[A block of data]
########

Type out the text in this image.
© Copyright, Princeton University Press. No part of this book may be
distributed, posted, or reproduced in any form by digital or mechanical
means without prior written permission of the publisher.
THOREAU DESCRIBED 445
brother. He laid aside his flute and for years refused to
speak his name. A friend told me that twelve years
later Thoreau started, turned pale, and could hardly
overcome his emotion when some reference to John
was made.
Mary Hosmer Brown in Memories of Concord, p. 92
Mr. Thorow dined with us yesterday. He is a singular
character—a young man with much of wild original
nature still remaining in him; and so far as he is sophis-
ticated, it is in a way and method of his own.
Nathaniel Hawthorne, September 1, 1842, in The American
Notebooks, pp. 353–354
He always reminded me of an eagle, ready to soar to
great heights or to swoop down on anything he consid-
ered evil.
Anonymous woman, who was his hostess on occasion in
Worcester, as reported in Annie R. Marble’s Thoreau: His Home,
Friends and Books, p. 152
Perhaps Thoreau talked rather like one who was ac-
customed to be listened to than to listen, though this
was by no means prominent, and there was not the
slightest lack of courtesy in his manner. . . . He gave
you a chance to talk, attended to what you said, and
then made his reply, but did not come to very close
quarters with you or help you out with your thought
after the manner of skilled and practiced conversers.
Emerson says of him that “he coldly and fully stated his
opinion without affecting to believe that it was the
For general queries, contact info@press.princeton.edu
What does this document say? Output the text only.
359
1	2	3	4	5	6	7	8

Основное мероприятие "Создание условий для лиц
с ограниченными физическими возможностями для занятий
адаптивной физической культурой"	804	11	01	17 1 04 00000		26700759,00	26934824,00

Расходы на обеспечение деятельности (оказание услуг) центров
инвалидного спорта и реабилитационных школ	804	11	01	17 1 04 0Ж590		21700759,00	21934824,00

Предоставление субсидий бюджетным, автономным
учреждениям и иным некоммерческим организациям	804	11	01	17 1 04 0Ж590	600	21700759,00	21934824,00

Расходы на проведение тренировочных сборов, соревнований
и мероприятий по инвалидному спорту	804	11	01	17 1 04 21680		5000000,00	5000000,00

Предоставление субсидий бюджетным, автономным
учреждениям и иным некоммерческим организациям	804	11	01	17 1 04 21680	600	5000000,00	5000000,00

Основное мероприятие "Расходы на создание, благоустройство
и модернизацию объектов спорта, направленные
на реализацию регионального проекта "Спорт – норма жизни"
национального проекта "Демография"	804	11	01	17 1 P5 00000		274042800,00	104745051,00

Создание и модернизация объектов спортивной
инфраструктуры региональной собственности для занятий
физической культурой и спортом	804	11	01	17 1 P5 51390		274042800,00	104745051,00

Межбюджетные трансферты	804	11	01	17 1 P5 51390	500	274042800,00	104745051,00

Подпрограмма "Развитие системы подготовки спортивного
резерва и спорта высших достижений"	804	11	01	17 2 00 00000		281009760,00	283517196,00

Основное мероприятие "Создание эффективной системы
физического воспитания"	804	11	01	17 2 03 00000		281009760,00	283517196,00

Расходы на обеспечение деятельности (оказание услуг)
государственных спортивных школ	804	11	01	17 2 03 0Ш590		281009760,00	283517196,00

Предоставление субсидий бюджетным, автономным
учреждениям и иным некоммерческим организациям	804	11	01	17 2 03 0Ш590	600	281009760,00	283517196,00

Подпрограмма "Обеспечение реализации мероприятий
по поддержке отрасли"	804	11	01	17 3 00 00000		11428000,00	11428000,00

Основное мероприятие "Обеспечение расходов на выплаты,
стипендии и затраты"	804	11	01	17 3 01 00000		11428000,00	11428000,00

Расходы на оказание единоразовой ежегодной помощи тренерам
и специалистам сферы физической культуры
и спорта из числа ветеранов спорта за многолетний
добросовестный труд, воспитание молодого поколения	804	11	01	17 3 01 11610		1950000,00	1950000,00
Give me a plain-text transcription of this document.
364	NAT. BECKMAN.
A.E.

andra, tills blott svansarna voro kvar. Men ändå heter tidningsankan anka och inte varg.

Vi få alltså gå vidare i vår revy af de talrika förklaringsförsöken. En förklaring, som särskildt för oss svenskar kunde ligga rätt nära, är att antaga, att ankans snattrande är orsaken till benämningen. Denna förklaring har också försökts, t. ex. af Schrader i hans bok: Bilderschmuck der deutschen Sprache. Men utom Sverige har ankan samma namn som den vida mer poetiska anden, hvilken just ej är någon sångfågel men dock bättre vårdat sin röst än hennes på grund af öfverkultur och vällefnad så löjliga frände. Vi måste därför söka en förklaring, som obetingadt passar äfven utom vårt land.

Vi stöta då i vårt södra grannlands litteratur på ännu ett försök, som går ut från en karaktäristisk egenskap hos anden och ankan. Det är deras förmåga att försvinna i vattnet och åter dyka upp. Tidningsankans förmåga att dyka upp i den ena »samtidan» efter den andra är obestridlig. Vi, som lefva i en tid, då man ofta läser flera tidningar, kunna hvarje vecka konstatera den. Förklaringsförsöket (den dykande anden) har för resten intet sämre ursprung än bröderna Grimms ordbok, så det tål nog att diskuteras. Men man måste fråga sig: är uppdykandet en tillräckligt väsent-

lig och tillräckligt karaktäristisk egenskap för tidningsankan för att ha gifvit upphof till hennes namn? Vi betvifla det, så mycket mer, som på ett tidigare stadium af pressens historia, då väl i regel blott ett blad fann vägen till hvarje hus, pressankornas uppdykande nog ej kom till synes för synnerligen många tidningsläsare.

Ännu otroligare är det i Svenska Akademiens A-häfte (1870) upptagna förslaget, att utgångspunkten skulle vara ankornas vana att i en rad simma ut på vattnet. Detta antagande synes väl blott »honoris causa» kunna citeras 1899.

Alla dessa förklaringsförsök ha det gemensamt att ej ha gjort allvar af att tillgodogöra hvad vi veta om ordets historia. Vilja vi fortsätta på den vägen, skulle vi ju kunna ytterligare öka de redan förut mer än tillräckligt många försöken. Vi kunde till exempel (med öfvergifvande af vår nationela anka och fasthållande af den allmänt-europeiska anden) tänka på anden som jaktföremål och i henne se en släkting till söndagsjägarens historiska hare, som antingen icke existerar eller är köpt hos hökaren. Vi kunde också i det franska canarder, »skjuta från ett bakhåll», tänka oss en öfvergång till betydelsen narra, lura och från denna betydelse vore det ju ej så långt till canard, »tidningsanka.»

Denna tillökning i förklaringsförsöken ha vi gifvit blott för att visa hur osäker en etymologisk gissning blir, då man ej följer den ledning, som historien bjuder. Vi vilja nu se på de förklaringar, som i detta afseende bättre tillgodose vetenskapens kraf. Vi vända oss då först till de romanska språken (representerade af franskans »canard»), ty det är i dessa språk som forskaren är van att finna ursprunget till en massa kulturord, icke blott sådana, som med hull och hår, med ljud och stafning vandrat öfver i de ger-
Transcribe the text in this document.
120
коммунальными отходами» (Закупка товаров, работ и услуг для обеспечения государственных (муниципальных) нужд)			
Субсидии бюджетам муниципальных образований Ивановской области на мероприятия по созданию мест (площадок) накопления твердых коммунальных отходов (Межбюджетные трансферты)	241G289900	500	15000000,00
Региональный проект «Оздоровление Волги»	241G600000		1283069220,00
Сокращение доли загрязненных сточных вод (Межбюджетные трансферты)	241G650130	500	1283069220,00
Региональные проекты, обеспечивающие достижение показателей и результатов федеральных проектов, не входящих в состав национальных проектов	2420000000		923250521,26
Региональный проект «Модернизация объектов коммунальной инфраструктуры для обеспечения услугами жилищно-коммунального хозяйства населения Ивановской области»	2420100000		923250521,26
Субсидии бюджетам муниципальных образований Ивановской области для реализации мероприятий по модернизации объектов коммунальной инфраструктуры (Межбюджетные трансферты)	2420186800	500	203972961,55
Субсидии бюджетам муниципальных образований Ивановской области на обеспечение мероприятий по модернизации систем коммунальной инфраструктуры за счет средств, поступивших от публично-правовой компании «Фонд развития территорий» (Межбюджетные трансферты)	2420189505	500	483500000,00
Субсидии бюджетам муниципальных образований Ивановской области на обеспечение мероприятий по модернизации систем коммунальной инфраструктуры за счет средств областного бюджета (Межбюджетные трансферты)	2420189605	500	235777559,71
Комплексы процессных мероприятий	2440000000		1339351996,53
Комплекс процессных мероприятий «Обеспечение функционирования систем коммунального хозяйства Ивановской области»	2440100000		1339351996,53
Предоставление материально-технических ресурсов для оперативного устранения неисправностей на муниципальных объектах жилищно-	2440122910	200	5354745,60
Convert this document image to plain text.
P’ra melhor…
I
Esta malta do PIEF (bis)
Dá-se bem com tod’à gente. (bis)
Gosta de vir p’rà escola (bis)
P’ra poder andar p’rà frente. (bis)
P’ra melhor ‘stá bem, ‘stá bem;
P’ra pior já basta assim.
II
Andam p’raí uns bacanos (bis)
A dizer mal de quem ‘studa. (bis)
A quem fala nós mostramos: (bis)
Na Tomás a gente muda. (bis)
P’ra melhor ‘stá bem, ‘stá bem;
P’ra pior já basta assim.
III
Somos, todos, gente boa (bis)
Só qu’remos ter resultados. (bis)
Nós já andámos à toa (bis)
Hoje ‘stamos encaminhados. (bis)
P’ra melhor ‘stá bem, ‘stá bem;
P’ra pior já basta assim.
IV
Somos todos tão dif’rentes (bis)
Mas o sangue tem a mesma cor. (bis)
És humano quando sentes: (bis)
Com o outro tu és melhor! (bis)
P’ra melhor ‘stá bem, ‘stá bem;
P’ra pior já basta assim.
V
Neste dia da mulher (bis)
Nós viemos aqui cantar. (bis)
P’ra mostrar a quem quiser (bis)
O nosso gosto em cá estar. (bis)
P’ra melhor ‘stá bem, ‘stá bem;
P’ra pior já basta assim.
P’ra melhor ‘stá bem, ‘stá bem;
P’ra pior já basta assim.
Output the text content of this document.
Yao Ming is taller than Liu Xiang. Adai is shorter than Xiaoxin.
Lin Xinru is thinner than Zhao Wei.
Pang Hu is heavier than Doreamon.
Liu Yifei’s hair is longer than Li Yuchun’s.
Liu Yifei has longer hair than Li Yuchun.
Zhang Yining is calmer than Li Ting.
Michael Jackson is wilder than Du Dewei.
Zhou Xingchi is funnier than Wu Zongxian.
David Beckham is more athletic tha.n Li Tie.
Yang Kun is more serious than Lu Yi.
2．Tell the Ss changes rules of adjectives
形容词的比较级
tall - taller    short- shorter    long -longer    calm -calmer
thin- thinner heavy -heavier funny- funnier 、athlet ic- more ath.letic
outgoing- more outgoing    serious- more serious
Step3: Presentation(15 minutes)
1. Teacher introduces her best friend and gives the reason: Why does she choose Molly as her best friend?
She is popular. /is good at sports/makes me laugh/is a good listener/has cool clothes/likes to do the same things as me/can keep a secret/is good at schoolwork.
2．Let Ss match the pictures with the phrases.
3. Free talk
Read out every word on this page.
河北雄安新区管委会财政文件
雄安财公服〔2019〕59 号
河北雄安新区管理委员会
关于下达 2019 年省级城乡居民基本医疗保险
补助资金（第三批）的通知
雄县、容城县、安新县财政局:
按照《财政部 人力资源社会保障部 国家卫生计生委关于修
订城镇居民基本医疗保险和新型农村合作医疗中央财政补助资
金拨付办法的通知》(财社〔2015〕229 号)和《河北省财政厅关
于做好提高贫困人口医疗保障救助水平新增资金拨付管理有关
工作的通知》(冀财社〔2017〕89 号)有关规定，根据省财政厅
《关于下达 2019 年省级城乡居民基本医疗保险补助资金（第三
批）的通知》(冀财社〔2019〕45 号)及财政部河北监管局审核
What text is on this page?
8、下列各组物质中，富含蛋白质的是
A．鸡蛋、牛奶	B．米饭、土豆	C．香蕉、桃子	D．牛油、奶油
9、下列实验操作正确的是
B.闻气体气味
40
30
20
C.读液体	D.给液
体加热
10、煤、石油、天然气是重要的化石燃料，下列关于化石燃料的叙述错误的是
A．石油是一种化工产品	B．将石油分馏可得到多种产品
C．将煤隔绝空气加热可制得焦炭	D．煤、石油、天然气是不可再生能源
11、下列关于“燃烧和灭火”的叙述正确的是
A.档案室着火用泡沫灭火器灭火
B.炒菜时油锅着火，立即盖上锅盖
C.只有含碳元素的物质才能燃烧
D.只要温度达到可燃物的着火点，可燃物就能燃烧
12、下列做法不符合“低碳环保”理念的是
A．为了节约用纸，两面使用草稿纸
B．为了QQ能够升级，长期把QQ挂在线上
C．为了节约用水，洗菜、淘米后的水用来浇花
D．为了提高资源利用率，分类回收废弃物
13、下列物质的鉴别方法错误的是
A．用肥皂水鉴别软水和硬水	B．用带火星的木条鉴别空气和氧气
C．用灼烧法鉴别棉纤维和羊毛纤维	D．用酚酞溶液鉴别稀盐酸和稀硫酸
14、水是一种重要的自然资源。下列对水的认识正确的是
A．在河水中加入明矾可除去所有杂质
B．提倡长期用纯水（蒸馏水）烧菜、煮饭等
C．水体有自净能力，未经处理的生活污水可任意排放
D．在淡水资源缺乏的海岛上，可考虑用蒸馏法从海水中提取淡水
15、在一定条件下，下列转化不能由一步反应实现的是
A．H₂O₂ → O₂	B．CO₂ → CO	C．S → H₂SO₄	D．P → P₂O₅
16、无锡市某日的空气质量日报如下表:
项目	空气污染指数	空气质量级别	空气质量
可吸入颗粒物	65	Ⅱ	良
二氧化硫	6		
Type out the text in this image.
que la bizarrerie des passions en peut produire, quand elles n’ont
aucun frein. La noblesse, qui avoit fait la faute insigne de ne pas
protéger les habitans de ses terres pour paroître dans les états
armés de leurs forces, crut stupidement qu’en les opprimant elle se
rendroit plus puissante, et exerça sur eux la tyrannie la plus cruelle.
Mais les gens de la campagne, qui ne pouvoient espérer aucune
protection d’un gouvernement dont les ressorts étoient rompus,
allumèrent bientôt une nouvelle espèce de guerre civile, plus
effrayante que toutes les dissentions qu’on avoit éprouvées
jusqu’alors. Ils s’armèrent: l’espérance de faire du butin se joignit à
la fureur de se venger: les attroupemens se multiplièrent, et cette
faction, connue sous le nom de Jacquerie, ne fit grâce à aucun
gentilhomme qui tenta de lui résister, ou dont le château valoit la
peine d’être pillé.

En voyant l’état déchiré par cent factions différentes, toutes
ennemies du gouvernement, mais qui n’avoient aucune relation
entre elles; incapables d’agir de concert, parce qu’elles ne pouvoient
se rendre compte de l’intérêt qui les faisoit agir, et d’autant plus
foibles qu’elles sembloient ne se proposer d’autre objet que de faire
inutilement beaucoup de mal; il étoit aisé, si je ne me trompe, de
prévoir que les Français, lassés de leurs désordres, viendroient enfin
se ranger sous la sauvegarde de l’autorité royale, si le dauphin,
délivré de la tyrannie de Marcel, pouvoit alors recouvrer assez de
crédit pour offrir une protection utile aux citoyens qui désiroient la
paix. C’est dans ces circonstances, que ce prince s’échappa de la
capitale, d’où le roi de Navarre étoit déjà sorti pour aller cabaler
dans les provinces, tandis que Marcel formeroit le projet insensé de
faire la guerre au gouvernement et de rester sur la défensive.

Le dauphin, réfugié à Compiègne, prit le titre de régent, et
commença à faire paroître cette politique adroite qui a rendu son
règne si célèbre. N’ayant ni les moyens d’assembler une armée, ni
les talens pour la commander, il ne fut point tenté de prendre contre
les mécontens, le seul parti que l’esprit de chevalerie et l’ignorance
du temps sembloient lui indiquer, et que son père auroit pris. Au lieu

########

Direction: Scan the records above for the string "системы", then report every line that contains it.

The output:
Подпрограмма "Развитие системы подготовки спортивного
Основное мероприятие "Создание эффективной системы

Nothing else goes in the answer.